#### Excerpt provided
⁂
Microsoft will deliver new technologies for composite applications



October 30, 2007 —  (Page 1 of 3)
Microsoft today took the wraps off a model-driven development initiative called "Oslo" that will be a multiyear, multiproduct effort to develop new technology for customers to build, deploy, design and manage composite applications.

The technical investments from Oslo will be incorporated into the next generation of its application platform. The road map has five key components: BizTalk Server release 6, BizTalk Services release 1, .NET Framework version 4, Microsoft System Center release 5 and Visual Studio release 10—all of these names being provisional.

Burley Kawasaki, director of the connected systems division at Microsoft, explained that although composite applications and service-oriented architectures help breach boundaries across technologies by increasing agility and flexibility, the broader problem, human productivity, is not being addressed. Microsoft, he said, will create application development techniques that address the limitations of current approaches and turn the model into the application.

“Our vision is to make modeling a mainstream part of application development. We will provide the language, repository and tools to bridge disparate models,” Kawasaki said. He discussed what Microsoft views as the two fundamental limitations of current approaches to modeling: first, application models get out of sync with the application itself as it changes down the life cycle; and second, users lack a unified view.
⁂
#### Problem set
1: Transcribe the part of the article on Microsoft's Oslo initiative from "Microsoft today took" to "names being provisional.".
2: Continue the article on Microsoft's Oslo initiative from where it stops.

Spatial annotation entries
⁂
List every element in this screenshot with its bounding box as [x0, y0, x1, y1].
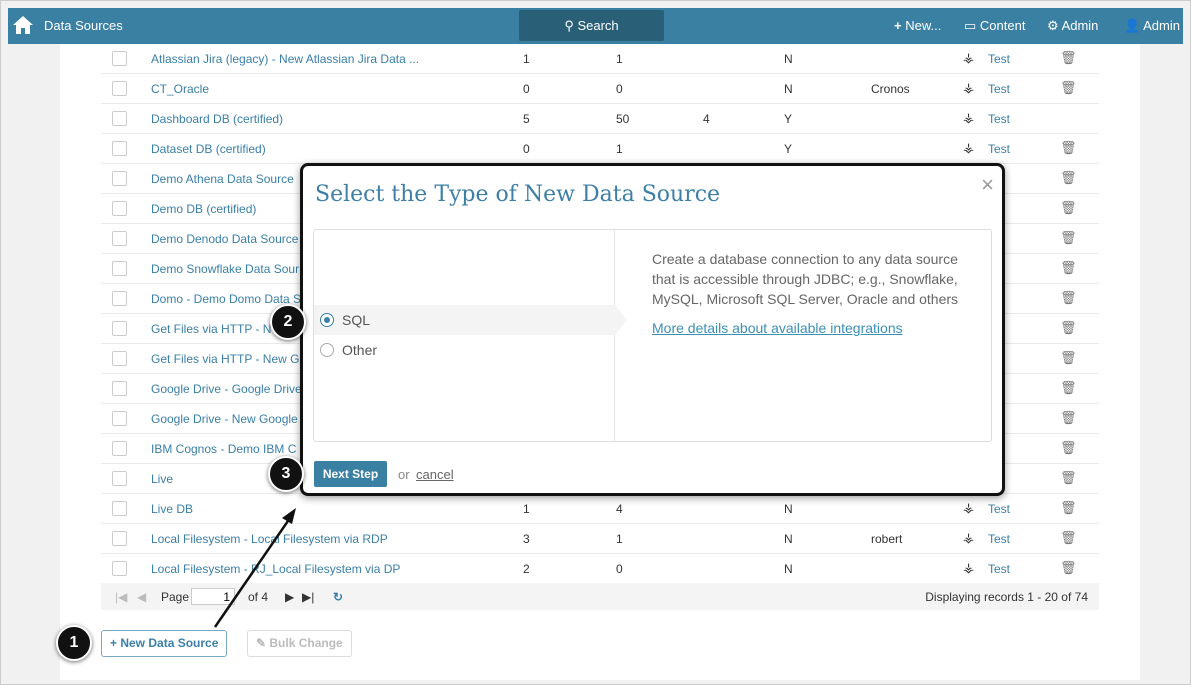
annotation-arrow — [213, 508, 296, 628]
callout-2: 2 — [270, 304, 306, 340]
callout-1: 1 — [56, 625, 92, 661]
callout-3: 3 — [268, 456, 304, 492]
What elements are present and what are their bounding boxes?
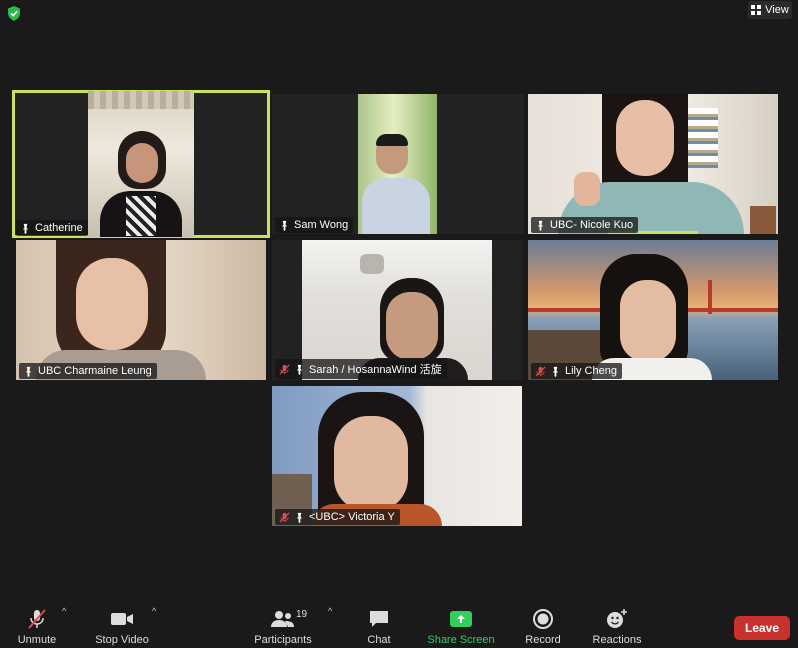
participants-count: 19	[296, 609, 308, 620]
video-tile-sarah-hosannawind[interactable]: Sarah / HosannaWind 活旋	[272, 240, 522, 380]
muted-mic-icon	[535, 365, 546, 377]
participant-nametag: UBC Charmaine Leung	[19, 363, 157, 379]
participant-name: Catherine	[35, 222, 83, 234]
unmute-label: Unmute	[17, 634, 57, 646]
reactions-label: Reactions	[592, 634, 642, 646]
pin-icon	[552, 366, 559, 377]
participants-options-caret-icon[interactable]: ^	[328, 606, 332, 616]
stop-video-button[interactable]: Stop Video	[92, 607, 152, 646]
share-screen-button[interactable]: Share Screen	[426, 607, 496, 646]
participant-nametag: <UBC> Victoria Y	[275, 509, 400, 525]
participant-nametag: Sarah / HosannaWind 活旋	[275, 359, 447, 379]
muted-mic-icon	[279, 363, 290, 375]
pin-icon	[537, 220, 544, 231]
video-tile-lily-cheng[interactable]: Lily Cheng	[528, 240, 778, 380]
muted-mic-icon	[28, 609, 46, 629]
pin-icon	[281, 220, 288, 231]
video-options-caret-icon[interactable]: ^	[152, 606, 156, 616]
stop-video-label: Stop Video	[95, 634, 149, 646]
pin-icon	[22, 223, 29, 234]
leave-button[interactable]: Leave	[734, 616, 790, 640]
muted-mic-icon	[279, 511, 290, 523]
smiley-plus-icon	[607, 609, 627, 628]
video-tile-charmaine-leung[interactable]: UBC Charmaine Leung	[16, 240, 266, 380]
view-label: View	[765, 4, 789, 16]
share-screen-icon	[450, 611, 472, 627]
audio-options-caret-icon[interactable]: ^	[62, 606, 66, 616]
participant-name: Sarah / HosannaWind 活旋	[309, 364, 442, 376]
participant-nametag: Catherine	[16, 220, 88, 236]
chat-bubble-icon	[370, 611, 388, 627]
share-screen-label: Share Screen	[427, 634, 495, 646]
chat-label: Chat	[367, 634, 391, 646]
participant-nametag: UBC- Nicole Kuo	[531, 217, 639, 233]
participant-nametag: Lily Cheng	[531, 363, 622, 379]
video-tile-victoria-y[interactable]: <UBC> Victoria Y	[272, 386, 522, 526]
video-tile-sam-wong[interactable]: Sam Wong	[272, 94, 524, 234]
record-button[interactable]: Record	[522, 607, 564, 646]
participant-name: UBC Charmaine Leung	[38, 365, 152, 377]
record-icon	[533, 609, 553, 629]
video-feed	[528, 240, 778, 380]
participant-name: Lily Cheng	[565, 365, 617, 377]
participant-name: UBC- Nicole Kuo	[550, 219, 634, 231]
pin-icon	[25, 366, 32, 377]
video-feed	[528, 94, 778, 234]
unmute-button[interactable]: Unmute	[12, 607, 62, 646]
video-feed	[88, 91, 194, 237]
video-camera-icon	[111, 613, 133, 625]
participants-button[interactable]: 19 Participants	[252, 607, 314, 646]
participants-label: Participants	[254, 634, 312, 646]
view-button[interactable]: View	[748, 1, 792, 19]
security-shield-icon[interactable]	[7, 6, 21, 21]
meeting-toolbar: Unmute ^ Stop Video ^ 19 Participants ^	[0, 600, 798, 648]
pin-icon	[296, 364, 303, 375]
participant-name: Sam Wong	[294, 219, 349, 231]
participant-name: <UBC> Victoria Y	[309, 511, 395, 523]
record-label: Record	[525, 634, 561, 646]
video-tile-nicole-kuo[interactable]: UBC- Nicole Kuo	[528, 94, 778, 234]
video-feed	[358, 94, 437, 234]
participants-icon	[271, 611, 294, 627]
video-feed	[272, 386, 522, 526]
participant-nametag: Sam Wong	[275, 217, 354, 233]
reactions-button[interactable]: Reactions	[590, 607, 644, 646]
grid-icon	[751, 5, 762, 15]
video-tile-catherine[interactable]: Catherine	[12, 90, 270, 238]
chat-button[interactable]: Chat	[362, 607, 396, 646]
pin-icon	[296, 512, 303, 523]
video-feed	[16, 240, 266, 380]
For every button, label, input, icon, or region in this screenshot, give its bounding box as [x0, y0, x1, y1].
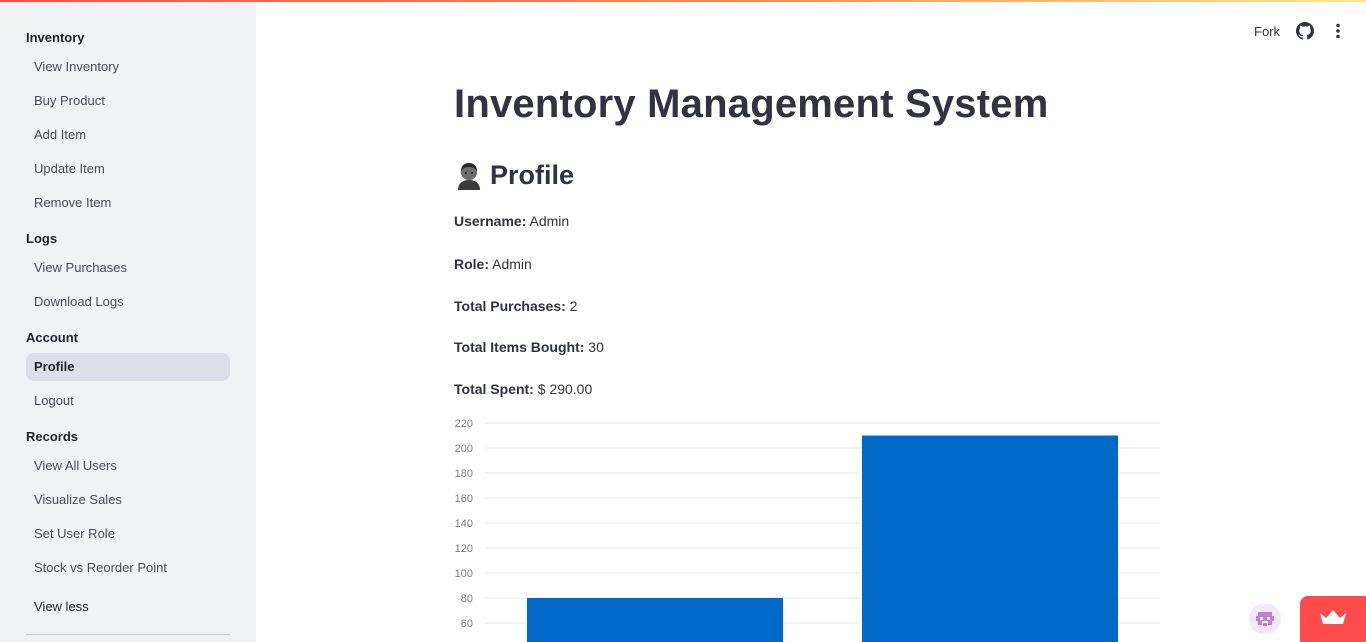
kebab-menu-icon[interactable] — [1330, 22, 1346, 40]
y-tick-label: 220 — [455, 418, 473, 430]
sidebar-item-add-item[interactable]: Add Item — [26, 121, 230, 149]
field-username: Username: Admin — [454, 213, 569, 229]
field-role: Role: Admin — [454, 256, 532, 272]
field-total-purchases: Total Purchases: 2 — [454, 298, 577, 314]
sidebar-item-visualize-sales[interactable]: Visualize Sales — [26, 486, 230, 514]
y-tick-label: 200 — [455, 443, 473, 455]
sidebar-item-view-purchases[interactable]: View Purchases — [26, 254, 230, 282]
chart-bar[interactable] — [862, 435, 1118, 642]
field-label: Role: — [454, 256, 489, 272]
field-total-items: Total Items Bought: 30 — [454, 339, 604, 355]
chart-bar[interactable] — [527, 598, 783, 642]
chart-svg: 406080100120140160180200220 — [455, 418, 1160, 642]
sidebar-item-view-all-users[interactable]: View All Users — [26, 452, 230, 480]
header-actions: Fork — [1254, 20, 1346, 42]
sidebar-item-profile[interactable]: Profile — [26, 353, 230, 381]
y-tick-label: 120 — [455, 543, 473, 555]
person-emoji-icon — [454, 161, 484, 191]
field-value: $ 290.00 — [537, 381, 593, 397]
sidebar-item-update-item[interactable]: Update Item — [26, 155, 230, 183]
pixel-bot-icon[interactable] — [1248, 603, 1282, 635]
sidebar-item-remove-item[interactable]: Remove Item — [26, 189, 230, 217]
field-label: Username: — [454, 213, 527, 229]
crown-icon — [1320, 610, 1346, 624]
deploy-badge[interactable] — [1300, 596, 1366, 642]
sidebar-item-download-logs[interactable]: Download Logs — [26, 288, 230, 316]
y-tick-label: 100 — [455, 568, 473, 580]
fork-button[interactable]: Fork — [1254, 24, 1280, 39]
bar-chart: 406080100120140160180200220 — [420, 410, 1180, 642]
y-tick-label: 140 — [455, 518, 473, 530]
field-value: 2 — [569, 298, 578, 314]
github-icon[interactable] — [1296, 22, 1314, 40]
sidebar-divider — [26, 634, 230, 635]
sidebar: Inventory View Inventory Buy Product Add… — [0, 2, 256, 642]
sidebar-item-buy-product[interactable]: Buy Product — [26, 87, 230, 115]
field-value: Admin — [492, 256, 532, 272]
sidebar-item-set-user-role[interactable]: Set User Role — [26, 520, 230, 548]
page-title: Inventory Management System — [454, 82, 1049, 126]
y-tick-label: 80 — [461, 593, 473, 605]
y-tick-label: 180 — [455, 468, 473, 480]
view-less-link[interactable]: View less — [34, 599, 89, 614]
y-tick-label: 60 — [461, 618, 473, 630]
nav-group-logs: Logs — [26, 231, 58, 246]
sidebar-item-logout[interactable]: Logout — [26, 387, 230, 415]
sidebar-item-stock-vs-reorder[interactable]: Stock vs Reorder Point — [26, 554, 230, 582]
sidebar-item-view-inventory[interactable]: View Inventory — [26, 53, 230, 81]
field-label: Total Items Bought: — [454, 339, 585, 355]
y-tick-label: 160 — [455, 493, 473, 505]
field-total-spent: Total Spent: $ 290.00 — [454, 381, 592, 397]
field-label: Total Spent: — [454, 381, 534, 397]
section-title: Profile — [490, 160, 575, 190]
field-label: Total Purchases: — [454, 298, 566, 314]
nav-group-account: Account — [26, 330, 78, 345]
nav-group-records: Records — [26, 429, 79, 444]
field-value: Admin — [529, 213, 570, 229]
profile-heading: Profile — [454, 160, 574, 191]
nav-group-inventory: Inventory — [26, 30, 85, 45]
field-value: 30 — [588, 339, 604, 355]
⁂
#### Answers for the tasks
1:
Microsoft today took the wraps off a model-driven development initiative called "Oslo" that will be a multiyear, multiproduct effort to develop new technology for customers to build, deploy, design and manage composite applications.

The technical investments from Oslo will be incorporated into the next generation of its application platform. The road map has five key components: BizTalk Server release 6, BizTalk Services release 1, .NET Framework version 4, Microsoft System Center release 5 and Visual Studio release 10—all of these names being provisional.

2:
“Everyone sees fragments, only the slice of the model that they think is important to them,” Kawasaki explained. Microsoft System Center release 5 will provide a repository for both business users and developers to collaborate across rolls and view the same version of the mode at the same time.

When asked what role SharePoint might play, Kawasaki noted that it was an important part of the company’s application platform and that Microsoft was determining use scenarios.

Models are written in the developer’s language of choice, and are converted into the .NET intermediary language MSIL (Microsoft Intermediate Language) for interoperability, Kawasaki said. “[Developers] work with what they know.” Microsoft will work with its Microsoft Business Process Alliance partners to integrate models and runtimes into Visual Studio.